Directions for this task | Provide an exact copy of the data, excluding the images.

Begin

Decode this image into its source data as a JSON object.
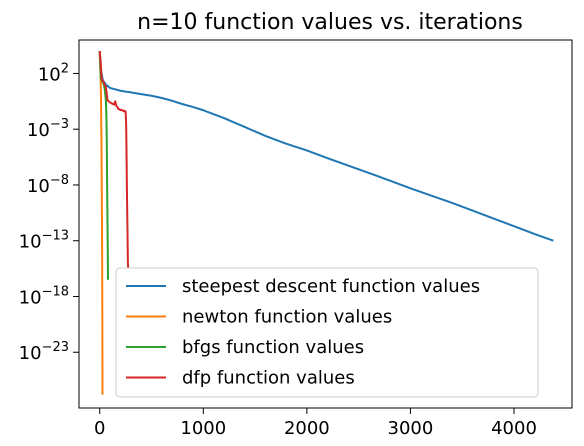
{
  "chart_data": {
    "type": "line",
    "title": "n=10 function values vs. iterations",
    "xlabel": "",
    "ylabel": "",
    "y_scale": "log",
    "xlim": [
      -200,
      4560
    ],
    "ylim_exponent": [
      -28,
      5
    ],
    "x_ticks": [
      0,
      1000,
      2000,
      3000,
      4000
    ],
    "x_tick_labels": [
      "0",
      "1000",
      "2000",
      "3000",
      "4000"
    ],
    "y_ticks_exponent": [
      2,
      -3,
      -8,
      -13,
      -18,
      -23
    ],
    "y_tick_bases": [
      "10",
      "10",
      "10",
      "10",
      "10",
      "10"
    ],
    "y_tick_exponents": [
      "2",
      "−3",
      "−8",
      "−13",
      "−18",
      "−23"
    ],
    "grid": false,
    "legend_position": "lower-right",
    "series": [
      {
        "name": "steepest descent function values",
        "color": "#1f77b4",
        "x": [
          0,
          5,
          10,
          30,
          60,
          100,
          200,
          300,
          400,
          500,
          600,
          700,
          800,
          900,
          1000,
          1100,
          1200,
          1300,
          1400,
          1500,
          1600,
          1800,
          2000,
          2200,
          2500,
          2800,
          3000,
          3200,
          3400,
          3600,
          3800,
          4000,
          4200,
          4380
        ],
        "log10_y": [
          4.0,
          3.0,
          2.4,
          1.4,
          1.0,
          0.7,
          0.45,
          0.3,
          0.15,
          0.0,
          -0.2,
          -0.45,
          -0.75,
          -1.0,
          -1.3,
          -1.65,
          -2.0,
          -2.4,
          -2.8,
          -3.2,
          -3.6,
          -4.3,
          -4.9,
          -5.6,
          -6.6,
          -7.6,
          -8.3,
          -8.95,
          -9.6,
          -10.3,
          -11.0,
          -11.7,
          -12.4,
          -13.0
        ]
      },
      {
        "name": "newton function values",
        "color": "#ff7f0e",
        "x": [
          0,
          2,
          5,
          8,
          11,
          14,
          17,
          20,
          23,
          25,
          26,
          27
        ],
        "log10_y": [
          4.0,
          3.2,
          2.5,
          1.8,
          0.8,
          -1.5,
          -4.5,
          -8.5,
          -13.5,
          -19.0,
          -23.0,
          -26.8
        ]
      },
      {
        "name": "bfgs function values",
        "color": "#2ca02c",
        "x": [
          0,
          5,
          10,
          20,
          30,
          40,
          50,
          60,
          65,
          68,
          70,
          72,
          75,
          78,
          80
        ],
        "log10_y": [
          4.0,
          2.8,
          1.6,
          1.4,
          1.2,
          1.0,
          0.5,
          -0.5,
          -2.0,
          -4.0,
          -6.0,
          -8.5,
          -11.0,
          -14.0,
          -16.5
        ]
      },
      {
        "name": "dfp function values",
        "color": "#d62728",
        "x": [
          0,
          5,
          10,
          15,
          20,
          25,
          30,
          40,
          45,
          50,
          60,
          70,
          75,
          100,
          120,
          140,
          150,
          160,
          170,
          180,
          190,
          200,
          210,
          220,
          230,
          240,
          250,
          255,
          258,
          260,
          262,
          265,
          268,
          270,
          272,
          275
        ],
        "log10_y": [
          4.0,
          3.5,
          3.0,
          2.0,
          1.5,
          1.4,
          1.3,
          1.2,
          1.0,
          0.9,
          0.8,
          0.0,
          -0.4,
          -0.6,
          -0.7,
          -0.8,
          -0.5,
          -0.9,
          -1.0,
          -1.2,
          -1.2,
          -1.3,
          -1.25,
          -1.3,
          -1.4,
          -1.35,
          -1.4,
          -2.5,
          -4.5,
          -6.0,
          -8.0,
          -10.0,
          -12.0,
          -13.5,
          -15.0,
          -15.5
        ]
      }
    ]
  }
}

End

Output for this task |
Decode this image into its source data as a JSON object.
{
  "chart_data": {
    "type": "line",
    "title": "n=10 function values vs. iterations",
    "xlabel": "",
    "ylabel": "",
    "y_scale": "log",
    "xlim": [
      -200,
      4560
    ],
    "ylim_exponent": [
      -28,
      5
    ],
    "x_ticks": [
      0,
      1000,
      2000,
      3000,
      4000
    ],
    "x_tick_labels": [
      "0",
      "1000",
      "2000",
      "3000",
      "4000"
    ],
    "y_ticks_exponent": [
      2,
      -3,
      -8,
      -13,
      -18,
      -23
    ],
    "y_tick_bases": [
      "10",
      "10",
      "10",
      "10",
      "10",
      "10"
    ],
    "y_tick_exponents": [
      "2",
      "−3",
      "−8",
      "−13",
      "−18",
      "−23"
    ],
    "grid": false,
    "legend_position": "lower-right",
    "series": [
      {
        "name": "steepest descent function values",
        "color": "#1f77b4",
        "x": [
          0,
          5,
          10,
          30,
          60,
          100,
          200,
          300,
          400,
          500,
          600,
          700,
          800,
          900,
          1000,
          1100,
          1200,
          1300,
          1400,
          1500,
          1600,
          1800,
          2000,
          2200,
          2500,
          2800,
          3000,
          3200,
          3400,
          3600,
          3800,
          4000,
          4200,
          4380
        ],
        "log10_y": [
          4.0,
          3.0,
          2.4,
          1.4,
          1.0,
          0.7,
          0.45,
          0.3,
          0.15,
          0.0,
          -0.2,
          -0.45,
          -0.75,
          -1.0,
          -1.3,
          -1.65,
          -2.0,
          -2.4,
          -2.8,
          -3.2,
          -3.6,
          -4.3,
          -4.9,
          -5.6,
          -6.6,
          -7.6,
          -8.3,
          -8.95,
          -9.6,
          -10.3,
          -11.0,
          -11.7,
          -12.4,
          -13.0
        ]
      },
      {
        "name": "newton function values",
        "color": "#ff7f0e",
        "x": [
          0,
          2,
          5,
          8,
          11,
          14,
          17,
          20,
          23,
          25,
          26,
          27
        ],
        "log10_y": [
          4.0,
          3.2,
          2.5,
          1.8,
          0.8,
          -1.5,
          -4.5,
          -8.5,
          -13.5,
          -19.0,
          -23.0,
          -26.8
        ]
      },
      {
        "name": "bfgs function values",
        "color": "#2ca02c",
        "x": [
          0,
          5,
          10,
          20,
          30,
          40,
          50,
          60,
          65,
          68,
          70,
          72,
          75,
          78,
          80
        ],
        "log10_y": [
          4.0,
          2.8,
          1.6,
          1.4,
          1.2,
          1.0,
          0.5,
          -0.5,
          -2.0,
          -4.0,
          -6.0,
          -8.5,
          -11.0,
          -14.0,
          -16.5
        ]
      },
      {
        "name": "dfp function values",
        "color": "#d62728",
        "x": [
          0,
          5,
          10,
          15,
          20,
          25,
          30,
          40,
          45,
          50,
          60,
          70,
          75,
          100,
          120,
          140,
          150,
          160,
          170,
          180,
          190,
          200,
          210,
          220,
          230,
          240,
          250,
          255,
          258,
          260,
          262,
          265,
          268,
          270,
          272,
          275
        ],
        "log10_y": [
          4.0,
          3.5,
          3.0,
          2.0,
          1.5,
          1.4,
          1.3,
          1.2,
          1.0,
          0.9,
          0.8,
          0.0,
          -0.4,
          -0.6,
          -0.7,
          -0.8,
          -0.5,
          -0.9,
          -1.0,
          -1.2,
          -1.2,
          -1.3,
          -1.25,
          -1.3,
          -1.4,
          -1.35,
          -1.4,
          -2.5,
          -4.5,
          -6.0,
          -8.0,
          -10.0,
          -12.0,
          -13.5,
          -15.0,
          -15.5
        ]
      }
    ]
  }
}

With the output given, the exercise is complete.